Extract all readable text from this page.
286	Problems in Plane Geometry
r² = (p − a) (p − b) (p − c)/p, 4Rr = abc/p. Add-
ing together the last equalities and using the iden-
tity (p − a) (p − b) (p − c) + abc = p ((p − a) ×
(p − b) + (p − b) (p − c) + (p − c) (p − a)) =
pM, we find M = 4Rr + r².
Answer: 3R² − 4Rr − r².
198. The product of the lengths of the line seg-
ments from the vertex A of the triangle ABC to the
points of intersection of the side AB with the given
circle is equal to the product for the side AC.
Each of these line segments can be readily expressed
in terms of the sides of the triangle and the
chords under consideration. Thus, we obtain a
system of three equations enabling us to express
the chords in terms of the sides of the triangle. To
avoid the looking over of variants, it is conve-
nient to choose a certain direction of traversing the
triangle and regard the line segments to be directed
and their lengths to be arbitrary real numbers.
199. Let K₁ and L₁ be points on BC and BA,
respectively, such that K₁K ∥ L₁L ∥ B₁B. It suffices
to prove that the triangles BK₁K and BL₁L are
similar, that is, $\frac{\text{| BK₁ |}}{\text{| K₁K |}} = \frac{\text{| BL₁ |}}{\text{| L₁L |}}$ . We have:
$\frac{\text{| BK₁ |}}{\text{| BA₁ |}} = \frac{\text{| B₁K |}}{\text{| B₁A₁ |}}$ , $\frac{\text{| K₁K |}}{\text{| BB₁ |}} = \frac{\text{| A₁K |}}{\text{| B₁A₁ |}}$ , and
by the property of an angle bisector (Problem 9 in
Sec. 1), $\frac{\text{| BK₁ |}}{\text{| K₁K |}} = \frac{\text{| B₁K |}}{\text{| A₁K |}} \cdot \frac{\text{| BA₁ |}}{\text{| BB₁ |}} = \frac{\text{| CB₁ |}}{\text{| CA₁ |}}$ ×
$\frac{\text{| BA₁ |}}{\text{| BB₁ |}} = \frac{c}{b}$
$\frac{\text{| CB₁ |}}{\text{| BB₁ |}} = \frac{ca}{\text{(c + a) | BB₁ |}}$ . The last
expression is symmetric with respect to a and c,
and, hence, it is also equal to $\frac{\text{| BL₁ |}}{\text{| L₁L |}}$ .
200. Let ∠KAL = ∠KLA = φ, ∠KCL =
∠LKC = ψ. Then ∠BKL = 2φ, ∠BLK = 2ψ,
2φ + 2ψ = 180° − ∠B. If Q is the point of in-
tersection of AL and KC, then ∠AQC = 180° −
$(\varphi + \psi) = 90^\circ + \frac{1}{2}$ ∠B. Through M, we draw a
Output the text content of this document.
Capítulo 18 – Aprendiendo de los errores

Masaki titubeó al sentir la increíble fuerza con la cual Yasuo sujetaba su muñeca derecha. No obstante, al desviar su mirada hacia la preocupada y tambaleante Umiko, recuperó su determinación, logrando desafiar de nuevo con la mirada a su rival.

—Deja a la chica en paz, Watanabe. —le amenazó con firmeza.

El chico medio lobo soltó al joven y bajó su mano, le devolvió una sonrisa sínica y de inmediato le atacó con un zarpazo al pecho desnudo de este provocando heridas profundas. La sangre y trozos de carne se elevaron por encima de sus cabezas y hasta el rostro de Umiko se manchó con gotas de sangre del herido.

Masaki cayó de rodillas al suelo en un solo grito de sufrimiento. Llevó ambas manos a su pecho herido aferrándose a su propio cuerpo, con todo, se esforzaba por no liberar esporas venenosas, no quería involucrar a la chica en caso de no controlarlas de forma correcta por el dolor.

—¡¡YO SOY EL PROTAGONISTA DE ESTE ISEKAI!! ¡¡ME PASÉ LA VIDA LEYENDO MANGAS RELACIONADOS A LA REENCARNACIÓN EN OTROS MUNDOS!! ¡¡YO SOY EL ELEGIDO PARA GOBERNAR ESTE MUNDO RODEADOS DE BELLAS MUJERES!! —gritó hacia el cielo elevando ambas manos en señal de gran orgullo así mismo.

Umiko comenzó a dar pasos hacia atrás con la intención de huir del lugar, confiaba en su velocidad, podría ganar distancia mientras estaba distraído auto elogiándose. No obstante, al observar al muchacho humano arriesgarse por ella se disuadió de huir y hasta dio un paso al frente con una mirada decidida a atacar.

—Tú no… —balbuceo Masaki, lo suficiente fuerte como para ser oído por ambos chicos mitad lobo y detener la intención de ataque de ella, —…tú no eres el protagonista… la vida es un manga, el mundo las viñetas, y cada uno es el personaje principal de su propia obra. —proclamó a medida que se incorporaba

REQUIRED TASK: Exactly reproduce all of the entries.

SOLUTION TO THIS EXERCISE:
Extract all readable text from this page.
286	Problems in Plane Geometry
r² = (p − a) (p − b) (p − c)/p, 4Rr = abc/p. Add-
ing together the last equalities and using the iden-
tity (p − a) (p − b) (p − c) + abc = p ((p − a) ×
(p − b) + (p − b) (p − c) + (p − c) (p − a)) =
pM, we find M = 4Rr + r².
Answer: 3R² − 4Rr − r².
198. The product of the lengths of the line seg-
ments from the vertex A of the triangle ABC to the
points of intersection of the side AB with the given
circle is equal to the product for the side AC.
Each of these line segments can be readily expressed
in terms of the sides of the triangle and the
chords under consideration. Thus, we obtain a
system of three equations enabling us to express
the chords in terms of the sides of the triangle. To
avoid the looking over of variants, it is conve-
nient to choose a certain direction of traversing the
triangle and regard the line segments to be directed
and their lengths to be arbitrary real numbers.
199. Let K₁ and L₁ be points on BC and BA,
respectively, such that K₁K ∥ L₁L ∥ B₁B. It suffices
to prove that the triangles BK₁K and BL₁L are
similar, that is, $\frac{\text{| BK₁ |}}{\text{| K₁K |}} = \frac{\text{| BL₁ |}}{\text{| L₁L |}}$ . We have:
$\frac{\text{| BK₁ |}}{\text{| BA₁ |}} = \frac{\text{| B₁K |}}{\text{| B₁A₁ |}}$ , $\frac{\text{| K₁K |}}{\text{| BB₁ |}} = \frac{\text{| A₁K |}}{\text{| B₁A₁ |}}$ , and
by the property of an angle bisector (Problem 9 in
Sec. 1), $\frac{\text{| BK₁ |}}{\text{| K₁K |}} = \frac{\text{| B₁K |}}{\text{| A₁K |}} \cdot \frac{\text{| BA₁ |}}{\text{| BB₁ |}} = \frac{\text{| CB₁ |}}{\text{| CA₁ |}}$ ×
$\frac{\text{| BA₁ |}}{\text{| BB₁ |}} = \frac{c}{b}$
$\frac{\text{| CB₁ |}}{\text{| BB₁ |}} = \frac{ca}{\text{(c + a) | BB₁ |}}$ . The last
expression is symmetric with respect to a and c,
and, hence, it is also equal to $\frac{\text{| BL₁ |}}{\text{| L₁L |}}$ .
200. Let ∠KAL = ∠KLA = φ, ∠KCL =
∠LKC = ψ. Then ∠BKL = 2φ, ∠BLK = 2ψ,
2φ + 2ψ = 180° − ∠B. If Q is the point of in-
tersection of AL and KC, then ∠AQC = 180° −
$(\varphi + \psi) = 90^\circ + \frac{1}{2}$ ∠B. Through M, we draw a
Output the text content of this document.
Capítulo 18 – Aprendiendo de los errores

Masaki titubeó al sentir la increíble fuerza con la cual Yasuo sujetaba su muñeca derecha. No obstante, al desviar su mirada hacia la preocupada y tambaleante Umiko, recuperó su determinación, logrando desafiar de nuevo con la mirada a su rival.

—Deja a la chica en paz, Watanabe. —le amenazó con firmeza.

El chico medio lobo soltó al joven y bajó su mano, le devolvió una sonrisa sínica y de inmediato le atacó con un zarpazo al pecho desnudo de este provocando heridas profundas. La sangre y trozos de carne se elevaron por encima de sus cabezas y hasta el rostro de Umiko se manchó con gotas de sangre del herido.

Masaki cayó de rodillas al suelo en un solo grito de sufrimiento. Llevó ambas manos a su pecho herido aferrándose a su propio cuerpo, con todo, se esforzaba por no liberar esporas venenosas, no quería involucrar a la chica en caso de no controlarlas de forma correcta por el dolor.

—¡¡YO SOY EL PROTAGONISTA DE ESTE ISEKAI!! ¡¡ME PASÉ LA VIDA LEYENDO MANGAS RELACIONADOS A LA REENCARNACIÓN EN OTROS MUNDOS!! ¡¡YO SOY EL ELEGIDO PARA GOBERNAR ESTE MUNDO RODEADOS DE BELLAS MUJERES!! —gritó hacia el cielo elevando ambas manos en señal de gran orgullo así mismo.

Umiko comenzó a dar pasos hacia atrás con la intención de huir del lugar, confiaba en su velocidad, podría ganar distancia mientras estaba distraído auto elogiándose. No obstante, al observar al muchacho humano arriesgarse por ella se disuadió de huir y hasta dio un paso al frente con una mirada decidida a atacar.

—Tú no… —balbuceo Masaki, lo suficiente fuerte como para ser oído por ambos chicos mitad lobo y detener la intención de ataque de ella, —…tú no eres el protagonista… la vida es un manga, el mundo las viñetas, y cada uno es el personaje principal de su propia obra. —proclamó a medida que se incorporaba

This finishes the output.